> [What the exercise asks]: Could you write out the records below exactly as they appear?
######
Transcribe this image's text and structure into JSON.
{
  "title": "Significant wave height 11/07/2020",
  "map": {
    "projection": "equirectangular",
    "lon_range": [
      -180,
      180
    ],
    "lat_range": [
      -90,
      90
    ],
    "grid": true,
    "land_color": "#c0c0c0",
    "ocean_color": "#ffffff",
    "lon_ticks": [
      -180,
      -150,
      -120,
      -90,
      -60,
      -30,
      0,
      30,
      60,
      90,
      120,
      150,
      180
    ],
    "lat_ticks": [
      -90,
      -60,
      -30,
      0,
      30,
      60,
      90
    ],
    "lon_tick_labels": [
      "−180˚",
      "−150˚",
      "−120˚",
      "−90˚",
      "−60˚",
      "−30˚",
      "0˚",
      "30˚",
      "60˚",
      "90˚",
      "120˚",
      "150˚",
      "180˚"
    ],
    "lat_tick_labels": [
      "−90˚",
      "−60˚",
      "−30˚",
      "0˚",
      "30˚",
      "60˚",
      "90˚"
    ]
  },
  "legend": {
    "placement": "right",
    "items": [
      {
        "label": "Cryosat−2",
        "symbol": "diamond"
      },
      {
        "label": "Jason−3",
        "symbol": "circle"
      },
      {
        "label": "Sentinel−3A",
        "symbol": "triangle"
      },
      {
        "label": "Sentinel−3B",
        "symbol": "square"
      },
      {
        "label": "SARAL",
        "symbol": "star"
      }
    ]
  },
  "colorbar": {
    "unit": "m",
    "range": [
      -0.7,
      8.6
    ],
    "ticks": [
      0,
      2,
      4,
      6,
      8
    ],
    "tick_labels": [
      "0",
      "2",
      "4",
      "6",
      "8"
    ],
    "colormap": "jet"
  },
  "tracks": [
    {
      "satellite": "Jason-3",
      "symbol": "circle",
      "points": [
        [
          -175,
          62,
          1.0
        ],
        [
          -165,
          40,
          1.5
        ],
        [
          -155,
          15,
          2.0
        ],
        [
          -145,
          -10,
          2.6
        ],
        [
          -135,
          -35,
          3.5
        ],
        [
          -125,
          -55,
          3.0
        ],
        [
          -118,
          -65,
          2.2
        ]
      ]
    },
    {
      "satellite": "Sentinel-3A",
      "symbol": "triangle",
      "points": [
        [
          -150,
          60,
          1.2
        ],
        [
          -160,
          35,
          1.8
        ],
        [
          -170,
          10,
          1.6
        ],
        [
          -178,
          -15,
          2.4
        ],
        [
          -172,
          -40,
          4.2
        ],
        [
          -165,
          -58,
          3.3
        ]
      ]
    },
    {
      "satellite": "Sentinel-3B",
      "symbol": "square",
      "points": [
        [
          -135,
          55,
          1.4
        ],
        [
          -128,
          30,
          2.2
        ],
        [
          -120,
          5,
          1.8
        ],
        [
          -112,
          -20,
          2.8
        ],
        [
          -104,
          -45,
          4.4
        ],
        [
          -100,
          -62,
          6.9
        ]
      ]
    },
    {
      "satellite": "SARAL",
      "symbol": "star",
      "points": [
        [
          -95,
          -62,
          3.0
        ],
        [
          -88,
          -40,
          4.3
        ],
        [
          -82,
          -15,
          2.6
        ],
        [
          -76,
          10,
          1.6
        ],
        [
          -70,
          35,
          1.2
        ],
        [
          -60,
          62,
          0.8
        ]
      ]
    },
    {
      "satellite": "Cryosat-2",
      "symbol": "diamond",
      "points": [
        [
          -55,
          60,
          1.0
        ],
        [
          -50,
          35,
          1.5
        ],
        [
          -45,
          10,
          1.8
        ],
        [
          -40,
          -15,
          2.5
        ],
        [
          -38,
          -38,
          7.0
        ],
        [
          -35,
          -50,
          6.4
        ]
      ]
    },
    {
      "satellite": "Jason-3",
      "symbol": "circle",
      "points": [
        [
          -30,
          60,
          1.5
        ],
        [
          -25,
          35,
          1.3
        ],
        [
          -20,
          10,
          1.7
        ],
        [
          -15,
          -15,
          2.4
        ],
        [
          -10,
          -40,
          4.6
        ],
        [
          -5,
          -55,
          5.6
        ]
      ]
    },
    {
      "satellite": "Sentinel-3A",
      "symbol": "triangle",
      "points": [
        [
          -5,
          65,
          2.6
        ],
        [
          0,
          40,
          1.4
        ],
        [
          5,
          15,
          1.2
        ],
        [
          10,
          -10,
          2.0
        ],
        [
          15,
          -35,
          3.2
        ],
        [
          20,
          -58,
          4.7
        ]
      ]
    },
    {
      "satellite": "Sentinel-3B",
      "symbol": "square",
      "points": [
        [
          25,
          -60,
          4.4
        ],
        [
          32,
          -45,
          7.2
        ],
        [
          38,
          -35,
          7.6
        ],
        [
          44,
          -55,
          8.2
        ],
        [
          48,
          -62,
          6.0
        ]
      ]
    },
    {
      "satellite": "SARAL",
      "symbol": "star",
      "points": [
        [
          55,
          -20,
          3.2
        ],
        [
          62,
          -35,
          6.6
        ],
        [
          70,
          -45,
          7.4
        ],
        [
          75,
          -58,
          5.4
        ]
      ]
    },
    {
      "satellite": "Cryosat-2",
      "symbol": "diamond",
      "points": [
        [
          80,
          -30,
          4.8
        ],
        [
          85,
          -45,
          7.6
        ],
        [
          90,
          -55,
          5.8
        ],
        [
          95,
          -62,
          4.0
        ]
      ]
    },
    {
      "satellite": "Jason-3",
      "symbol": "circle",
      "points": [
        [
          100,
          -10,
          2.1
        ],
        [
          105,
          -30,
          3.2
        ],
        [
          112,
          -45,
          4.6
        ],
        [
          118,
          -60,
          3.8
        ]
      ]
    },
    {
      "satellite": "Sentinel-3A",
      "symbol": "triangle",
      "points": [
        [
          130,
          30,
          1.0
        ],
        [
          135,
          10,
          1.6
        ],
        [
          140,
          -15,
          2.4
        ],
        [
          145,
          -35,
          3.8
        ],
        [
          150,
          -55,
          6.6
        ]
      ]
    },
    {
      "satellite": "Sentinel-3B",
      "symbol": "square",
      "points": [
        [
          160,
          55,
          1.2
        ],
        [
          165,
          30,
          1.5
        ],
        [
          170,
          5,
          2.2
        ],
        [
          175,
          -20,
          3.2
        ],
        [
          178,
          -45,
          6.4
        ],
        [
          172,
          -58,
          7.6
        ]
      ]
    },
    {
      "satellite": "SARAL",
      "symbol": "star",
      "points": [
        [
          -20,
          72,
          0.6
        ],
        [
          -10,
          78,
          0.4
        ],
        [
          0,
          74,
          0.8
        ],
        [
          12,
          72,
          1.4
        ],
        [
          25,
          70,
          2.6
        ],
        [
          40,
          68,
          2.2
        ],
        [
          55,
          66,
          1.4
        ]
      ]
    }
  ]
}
######
> [Response for this exercise]:
Transcribe this image's text and structure into JSON.
{
  "title": "Significant wave height 11/07/2020",
  "map": {
    "projection": "equirectangular",
    "lon_range": [
      -180,
      180
    ],
    "lat_range": [
      -90,
      90
    ],
    "grid": true,
    "land_color": "#c0c0c0",
    "ocean_color": "#ffffff",
    "lon_ticks": [
      -180,
      -150,
      -120,
      -90,
      -60,
      -30,
      0,
      30,
      60,
      90,
      120,
      150,
      180
    ],
    "lat_ticks": [
      -90,
      -60,
      -30,
      0,
      30,
      60,
      90
    ],
    "lon_tick_labels": [
      "−180˚",
      "−150˚",
      "−120˚",
      "−90˚",
      "−60˚",
      "−30˚",
      "0˚",
      "30˚",
      "60˚",
      "90˚",
      "120˚",
      "150˚",
      "180˚"
    ],
    "lat_tick_labels": [
      "−90˚",
      "−60˚",
      "−30˚",
      "0˚",
      "30˚",
      "60˚",
      "90˚"
    ]
  },
  "legend": {
    "placement": "right",
    "items": [
      {
        "label": "Cryosat−2",
        "symbol": "diamond"
      },
      {
        "label": "Jason−3",
        "symbol": "circle"
      },
      {
        "label": "Sentinel−3A",
        "symbol": "triangle"
      },
      {
        "label": "Sentinel−3B",
        "symbol": "square"
      },
      {
        "label": "SARAL",
        "symbol": "star"
      }
    ]
  },
  "colorbar": {
    "unit": "m",
    "range": [
      -0.7,
      8.6
    ],
    "ticks": [
      0,
      2,
      4,
      6,
      8
    ],
    "tick_labels": [
      "0",
      "2",
      "4",
      "6",
      "8"
    ],
    "colormap": "jet"
  },
  "tracks": [
    {
      "satellite": "Jason-3",
      "symbol": "circle",
      "points": [
        [
          -175,
          62,
          1.0
        ],
        [
          -165,
          40,
          1.5
        ],
        [
          -155,
          15,
          2.0
        ],
        [
          -145,
          -10,
          2.6
        ],
        [
          -135,
          -35,
          3.5
        ],
        [
          -125,
          -55,
          3.0
        ],
        [
          -118,
          -65,
          2.2
        ]
      ]
    },
    {
      "satellite": "Sentinel-3A",
      "symbol": "triangle",
      "points": [
        [
          -150,
          60,
          1.2
        ],
        [
          -160,
          35,
          1.8
        ],
        [
          -170,
          10,
          1.6
        ],
        [
          -178,
          -15,
          2.4
        ],
        [
          -172,
          -40,
          4.2
        ],
        [
          -165,
          -58,
          3.3
        ]
      ]
    },
    {
      "satellite": "Sentinel-3B",
      "symbol": "square",
      "points": [
        [
          -135,
          55,
          1.4
        ],
        [
          -128,
          30,
          2.2
        ],
        [
          -120,
          5,
          1.8
        ],
        [
          -112,
          -20,
          2.8
        ],
        [
          -104,
          -45,
          4.4
        ],
        [
          -100,
          -62,
          6.9
        ]
      ]
    },
    {
      "satellite": "SARAL",
      "symbol": "star",
      "points": [
        [
          -95,
          -62,
          3.0
        ],
        [
          -88,
          -40,
          4.3
        ],
        [
          -82,
          -15,
          2.6
        ],
        [
          -76,
          10,
          1.6
        ],
        [
          -70,
          35,
          1.2
        ],
        [
          -60,
          62,
          0.8
        ]
      ]
    },
    {
      "satellite": "Cryosat-2",
      "symbol": "diamond",
      "points": [
        [
          -55,
          60,
          1.0
        ],
        [
          -50,
          35,
          1.5
        ],
        [
          -45,
          10,
          1.8
        ],
        [
          -40,
          -15,
          2.5
        ],
        [
          -38,
          -38,
          7.0
        ],
        [
          -35,
          -50,
          6.4
        ]
      ]
    },
    {
      "satellite": "Jason-3",
      "symbol": "circle",
      "points": [
        [
          -30,
          60,
          1.5
        ],
        [
          -25,
          35,
          1.3
        ],
        [
          -20,
          10,
          1.7
        ],
        [
          -15,
          -15,
          2.4
        ],
        [
          -10,
          -40,
          4.6
        ],
        [
          -5,
          -55,
          5.6
        ]
      ]
    },
    {
      "satellite": "Sentinel-3A",
      "symbol": "triangle",
      "points": [
        [
          -5,
          65,
          2.6
        ],
        [
          0,
          40,
          1.4
        ],
        [
          5,
          15,
          1.2
        ],
        [
          10,
          -10,
          2.0
        ],
        [
          15,
          -35,
          3.2
        ],
        [
          20,
          -58,
          4.7
        ]
      ]
    },
    {
      "satellite": "Sentinel-3B",
      "symbol": "square",
      "points": [
        [
          25,
          -60,
          4.4
        ],
        [
          32,
          -45,
          7.2
        ],
        [
          38,
          -35,
          7.6
        ],
        [
          44,
          -55,
          8.2
        ],
        [
          48,
          -62,
          6.0
        ]
      ]
    },
    {
      "satellite": "SARAL",
      "symbol": "star",
      "points": [
        [
          55,
          -20,
          3.2
        ],
        [
          62,
          -35,
          6.6
        ],
        [
          70,
          -45,
          7.4
        ],
        [
          75,
          -58,
          5.4
        ]
      ]
    },
    {
      "satellite": "Cryosat-2",
      "symbol": "diamond",
      "points": [
        [
          80,
          -30,
          4.8
        ],
        [
          85,
          -45,
          7.6
        ],
        [
          90,
          -55,
          5.8
        ],
        [
          95,
          -62,
          4.0
        ]
      ]
    },
    {
      "satellite": "Jason-3",
      "symbol": "circle",
      "points": [
        [
          100,
          -10,
          2.1
        ],
        [
          105,
          -30,
          3.2
        ],
        [
          112,
          -45,
          4.6
        ],
        [
          118,
          -60,
          3.8
        ]
      ]
    },
    {
      "satellite": "Sentinel-3A",
      "symbol": "triangle",
      "points": [
        [
          130,
          30,
          1.0
        ],
        [
          135,
          10,
          1.6
        ],
        [
          140,
          -15,
          2.4
        ],
        [
          145,
          -35,
          3.8
        ],
        [
          150,
          -55,
          6.6
        ]
      ]
    },
    {
      "satellite": "Sentinel-3B",
      "symbol": "square",
      "points": [
        [
          160,
          55,
          1.2
        ],
        [
          165,
          30,
          1.5
        ],
        [
          170,
          5,
          2.2
        ],
        [
          175,
          -20,
          3.2
        ],
        [
          178,
          -45,
          6.4
        ],
        [
          172,
          -58,
          7.6
        ]
      ]
    },
    {
      "satellite": "SARAL",
      "symbol": "star",
      "points": [
        [
          -20,
          72,
          0.6
        ],
        [
          -10,
          78,
          0.4
        ],
        [
          0,
          74,
          0.8
        ],
        [
          12,
          72,
          1.4
        ],
        [
          25,
          70,
          2.6
        ],
        [
          40,
          68,
          2.2
        ],
        [
          55,
          66,
          1.4
        ]
      ]
    }
  ]
}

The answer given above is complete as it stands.